The problem: Please write out the material that follows, exactly as it stands.

Data rows:
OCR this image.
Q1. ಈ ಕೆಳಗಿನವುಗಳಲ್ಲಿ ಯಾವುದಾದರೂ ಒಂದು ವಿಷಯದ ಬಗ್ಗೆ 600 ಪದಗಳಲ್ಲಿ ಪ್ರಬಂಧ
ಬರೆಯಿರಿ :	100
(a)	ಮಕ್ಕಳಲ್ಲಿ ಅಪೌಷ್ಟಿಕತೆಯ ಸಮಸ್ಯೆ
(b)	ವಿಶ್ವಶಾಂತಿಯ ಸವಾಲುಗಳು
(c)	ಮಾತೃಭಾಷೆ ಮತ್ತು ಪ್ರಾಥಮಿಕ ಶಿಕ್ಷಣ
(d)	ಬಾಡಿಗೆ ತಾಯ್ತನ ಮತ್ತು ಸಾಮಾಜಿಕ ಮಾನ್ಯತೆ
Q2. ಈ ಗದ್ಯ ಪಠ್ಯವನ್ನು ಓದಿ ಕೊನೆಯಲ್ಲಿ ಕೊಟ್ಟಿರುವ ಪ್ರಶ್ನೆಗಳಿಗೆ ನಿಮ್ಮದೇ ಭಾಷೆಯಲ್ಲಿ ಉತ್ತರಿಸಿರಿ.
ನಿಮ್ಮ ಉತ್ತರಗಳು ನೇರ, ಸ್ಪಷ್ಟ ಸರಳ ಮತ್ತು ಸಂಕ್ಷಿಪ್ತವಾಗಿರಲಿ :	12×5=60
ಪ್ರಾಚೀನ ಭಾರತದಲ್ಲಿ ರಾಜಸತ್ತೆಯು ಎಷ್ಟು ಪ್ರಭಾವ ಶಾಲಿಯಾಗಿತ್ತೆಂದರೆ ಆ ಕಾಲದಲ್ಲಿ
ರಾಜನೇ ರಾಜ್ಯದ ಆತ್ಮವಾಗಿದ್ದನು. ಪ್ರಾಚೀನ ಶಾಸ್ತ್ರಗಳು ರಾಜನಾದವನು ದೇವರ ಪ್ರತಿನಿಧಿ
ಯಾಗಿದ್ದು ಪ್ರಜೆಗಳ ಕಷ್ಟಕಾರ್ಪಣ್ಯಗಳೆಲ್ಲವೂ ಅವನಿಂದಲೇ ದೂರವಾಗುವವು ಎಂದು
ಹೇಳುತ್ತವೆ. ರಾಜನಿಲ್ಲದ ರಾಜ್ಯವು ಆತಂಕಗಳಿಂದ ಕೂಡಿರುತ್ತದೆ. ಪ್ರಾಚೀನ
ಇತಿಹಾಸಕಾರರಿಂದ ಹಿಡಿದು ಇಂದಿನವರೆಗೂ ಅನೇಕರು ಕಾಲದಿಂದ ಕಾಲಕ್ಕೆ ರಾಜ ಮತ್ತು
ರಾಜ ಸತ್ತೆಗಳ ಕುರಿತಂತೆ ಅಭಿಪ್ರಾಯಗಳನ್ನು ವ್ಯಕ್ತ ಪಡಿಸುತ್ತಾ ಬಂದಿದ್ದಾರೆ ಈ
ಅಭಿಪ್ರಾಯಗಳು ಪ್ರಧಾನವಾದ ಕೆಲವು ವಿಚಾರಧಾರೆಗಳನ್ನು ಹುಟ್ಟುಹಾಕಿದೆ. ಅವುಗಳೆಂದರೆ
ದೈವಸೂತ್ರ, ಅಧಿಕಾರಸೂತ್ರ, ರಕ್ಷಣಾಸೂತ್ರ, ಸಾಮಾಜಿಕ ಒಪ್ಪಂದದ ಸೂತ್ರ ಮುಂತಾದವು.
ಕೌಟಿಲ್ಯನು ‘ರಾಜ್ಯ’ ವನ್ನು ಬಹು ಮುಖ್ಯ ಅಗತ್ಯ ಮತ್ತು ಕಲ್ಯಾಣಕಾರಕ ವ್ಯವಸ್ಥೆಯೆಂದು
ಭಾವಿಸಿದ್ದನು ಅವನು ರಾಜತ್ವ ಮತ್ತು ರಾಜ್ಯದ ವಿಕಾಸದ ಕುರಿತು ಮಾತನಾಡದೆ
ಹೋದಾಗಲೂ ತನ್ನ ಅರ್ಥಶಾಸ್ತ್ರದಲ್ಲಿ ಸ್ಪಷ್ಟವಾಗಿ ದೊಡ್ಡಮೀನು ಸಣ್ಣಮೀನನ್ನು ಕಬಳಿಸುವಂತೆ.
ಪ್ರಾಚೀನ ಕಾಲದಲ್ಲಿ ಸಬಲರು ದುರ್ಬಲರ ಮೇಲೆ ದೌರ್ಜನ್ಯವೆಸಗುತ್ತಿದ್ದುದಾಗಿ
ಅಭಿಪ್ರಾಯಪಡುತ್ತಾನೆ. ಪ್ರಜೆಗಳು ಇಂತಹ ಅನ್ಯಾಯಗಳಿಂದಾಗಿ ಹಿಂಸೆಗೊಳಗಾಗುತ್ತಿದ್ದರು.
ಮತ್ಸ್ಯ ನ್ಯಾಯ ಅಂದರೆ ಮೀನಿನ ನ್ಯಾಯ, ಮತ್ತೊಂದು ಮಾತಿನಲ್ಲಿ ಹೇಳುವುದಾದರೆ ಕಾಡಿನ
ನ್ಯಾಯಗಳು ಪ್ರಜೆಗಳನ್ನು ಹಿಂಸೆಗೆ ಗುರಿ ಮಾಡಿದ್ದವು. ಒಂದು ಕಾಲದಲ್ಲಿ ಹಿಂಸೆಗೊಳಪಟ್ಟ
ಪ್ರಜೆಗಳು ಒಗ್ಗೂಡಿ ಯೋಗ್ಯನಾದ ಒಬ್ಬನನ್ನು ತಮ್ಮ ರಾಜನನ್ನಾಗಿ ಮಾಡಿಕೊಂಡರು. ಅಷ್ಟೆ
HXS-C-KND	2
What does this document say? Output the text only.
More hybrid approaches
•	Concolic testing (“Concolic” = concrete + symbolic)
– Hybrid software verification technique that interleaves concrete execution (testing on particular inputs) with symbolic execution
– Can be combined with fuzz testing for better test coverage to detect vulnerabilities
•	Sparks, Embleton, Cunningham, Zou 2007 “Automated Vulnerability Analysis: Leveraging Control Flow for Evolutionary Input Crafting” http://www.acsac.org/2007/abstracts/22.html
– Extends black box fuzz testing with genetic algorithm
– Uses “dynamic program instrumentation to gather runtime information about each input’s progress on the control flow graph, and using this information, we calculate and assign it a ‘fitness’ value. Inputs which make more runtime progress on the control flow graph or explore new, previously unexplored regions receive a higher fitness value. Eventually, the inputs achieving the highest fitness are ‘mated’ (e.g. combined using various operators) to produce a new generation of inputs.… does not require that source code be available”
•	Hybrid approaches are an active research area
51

Exercise result:
OCR this image.
Q1. ಈ ಕೆಳಗಿನವುಗಳಲ್ಲಿ ಯಾವುದಾದರೂ ಒಂದು ವಿಷಯದ ಬಗ್ಗೆ 600 ಪದಗಳಲ್ಲಿ ಪ್ರಬಂಧ
ಬರೆಯಿರಿ :	100
(a)	ಮಕ್ಕಳಲ್ಲಿ ಅಪೌಷ್ಟಿಕತೆಯ ಸಮಸ್ಯೆ
(b)	ವಿಶ್ವಶಾಂತಿಯ ಸವಾಲುಗಳು
(c)	ಮಾತೃಭಾಷೆ ಮತ್ತು ಪ್ರಾಥಮಿಕ ಶಿಕ್ಷಣ
(d)	ಬಾಡಿಗೆ ತಾಯ್ತನ ಮತ್ತು ಸಾಮಾಜಿಕ ಮಾನ್ಯತೆ
Q2. ಈ ಗದ್ಯ ಪಠ್ಯವನ್ನು ಓದಿ ಕೊನೆಯಲ್ಲಿ ಕೊಟ್ಟಿರುವ ಪ್ರಶ್ನೆಗಳಿಗೆ ನಿಮ್ಮದೇ ಭಾಷೆಯಲ್ಲಿ ಉತ್ತರಿಸಿರಿ.
ನಿಮ್ಮ ಉತ್ತರಗಳು ನೇರ, ಸ್ಪಷ್ಟ ಸರಳ ಮತ್ತು ಸಂಕ್ಷಿಪ್ತವಾಗಿರಲಿ :	12×5=60
ಪ್ರಾಚೀನ ಭಾರತದಲ್ಲಿ ರಾಜಸತ್ತೆಯು ಎಷ್ಟು ಪ್ರಭಾವ ಶಾಲಿಯಾಗಿತ್ತೆಂದರೆ ಆ ಕಾಲದಲ್ಲಿ
ರಾಜನೇ ರಾಜ್ಯದ ಆತ್ಮವಾಗಿದ್ದನು. ಪ್ರಾಚೀನ ಶಾಸ್ತ್ರಗಳು ರಾಜನಾದವನು ದೇವರ ಪ್ರತಿನಿಧಿ
ಯಾಗಿದ್ದು ಪ್ರಜೆಗಳ ಕಷ್ಟಕಾರ್ಪಣ್ಯಗಳೆಲ್ಲವೂ ಅವನಿಂದಲೇ ದೂರವಾಗುವವು ಎಂದು
ಹೇಳುತ್ತವೆ. ರಾಜನಿಲ್ಲದ ರಾಜ್ಯವು ಆತಂಕಗಳಿಂದ ಕೂಡಿರುತ್ತದೆ. ಪ್ರಾಚೀನ
ಇತಿಹಾಸಕಾರರಿಂದ ಹಿಡಿದು ಇಂದಿನವರೆಗೂ ಅನೇಕರು ಕಾಲದಿಂದ ಕಾಲಕ್ಕೆ ರಾಜ ಮತ್ತು
ರಾಜ ಸತ್ತೆಗಳ ಕುರಿತಂತೆ ಅಭಿಪ್ರಾಯಗಳನ್ನು ವ್ಯಕ್ತ ಪಡಿಸುತ್ತಾ ಬಂದಿದ್ದಾರೆ ಈ
ಅಭಿಪ್ರಾಯಗಳು ಪ್ರಧಾನವಾದ ಕೆಲವು ವಿಚಾರಧಾರೆಗಳನ್ನು ಹುಟ್ಟುಹಾಕಿದೆ. ಅವುಗಳೆಂದರೆ
ದೈವಸೂತ್ರ, ಅಧಿಕಾರಸೂತ್ರ, ರಕ್ಷಣಾಸೂತ್ರ, ಸಾಮಾಜಿಕ ಒಪ್ಪಂದದ ಸೂತ್ರ ಮುಂತಾದವು.
ಕೌಟಿಲ್ಯನು ‘ರಾಜ್ಯ’ ವನ್ನು ಬಹು ಮುಖ್ಯ ಅಗತ್ಯ ಮತ್ತು ಕಲ್ಯಾಣಕಾರಕ ವ್ಯವಸ್ಥೆಯೆಂದು
ಭಾವಿಸಿದ್ದನು ಅವನು ರಾಜತ್ವ ಮತ್ತು ರಾಜ್ಯದ ವಿಕಾಸದ ಕುರಿತು ಮಾತನಾಡದೆ
ಹೋದಾಗಲೂ ತನ್ನ ಅರ್ಥಶಾಸ್ತ್ರದಲ್ಲಿ ಸ್ಪಷ್ಟವಾಗಿ ದೊಡ್ಡಮೀನು ಸಣ್ಣಮೀನನ್ನು ಕಬಳಿಸುವಂತೆ.
ಪ್ರಾಚೀನ ಕಾಲದಲ್ಲಿ ಸಬಲರು ದುರ್ಬಲರ ಮೇಲೆ ದೌರ್ಜನ್ಯವೆಸಗುತ್ತಿದ್ದುದಾಗಿ
ಅಭಿಪ್ರಾಯಪಡುತ್ತಾನೆ. ಪ್ರಜೆಗಳು ಇಂತಹ ಅನ್ಯಾಯಗಳಿಂದಾಗಿ ಹಿಂಸೆಗೊಳಗಾಗುತ್ತಿದ್ದರು.
ಮತ್ಸ್ಯ ನ್ಯಾಯ ಅಂದರೆ ಮೀನಿನ ನ್ಯಾಯ, ಮತ್ತೊಂದು ಮಾತಿನಲ್ಲಿ ಹೇಳುವುದಾದರೆ ಕಾಡಿನ
ನ್ಯಾಯಗಳು ಪ್ರಜೆಗಳನ್ನು ಹಿಂಸೆಗೆ ಗುರಿ ಮಾಡಿದ್ದವು. ಒಂದು ಕಾಲದಲ್ಲಿ ಹಿಂಸೆಗೊಳಪಟ್ಟ
ಪ್ರಜೆಗಳು ಒಗ್ಗೂಡಿ ಯೋಗ್ಯನಾದ ಒಬ್ಬನನ್ನು ತಮ್ಮ ರಾಜನನ್ನಾಗಿ ಮಾಡಿಕೊಂಡರು. ಅಷ್ಟೆ
HXS-C-KND	2
What does this document say? Output the text only.
More hybrid approaches
•	Concolic testing (“Concolic” = concrete + symbolic)
– Hybrid software verification technique that interleaves concrete execution (testing on particular inputs) with symbolic execution
– Can be combined with fuzz testing for better test coverage to detect vulnerabilities
•	Sparks, Embleton, Cunningham, Zou 2007 “Automated Vulnerability Analysis: Leveraging Control Flow for Evolutionary Input Crafting” http://www.acsac.org/2007/abstracts/22.html
– Extends black box fuzz testing with genetic algorithm
– Uses “dynamic program instrumentation to gather runtime information about each input’s progress on the control flow graph, and using this information, we calculate and assign it a ‘fitness’ value. Inputs which make more runtime progress on the control flow graph or explore new, previously unexplored regions receive a higher fitness value. Eventually, the inputs achieving the highest fitness are ‘mated’ (e.g. combined using various operators) to produce a new generation of inputs.… does not require that source code be available”
•	Hybrid approaches are an active research area
51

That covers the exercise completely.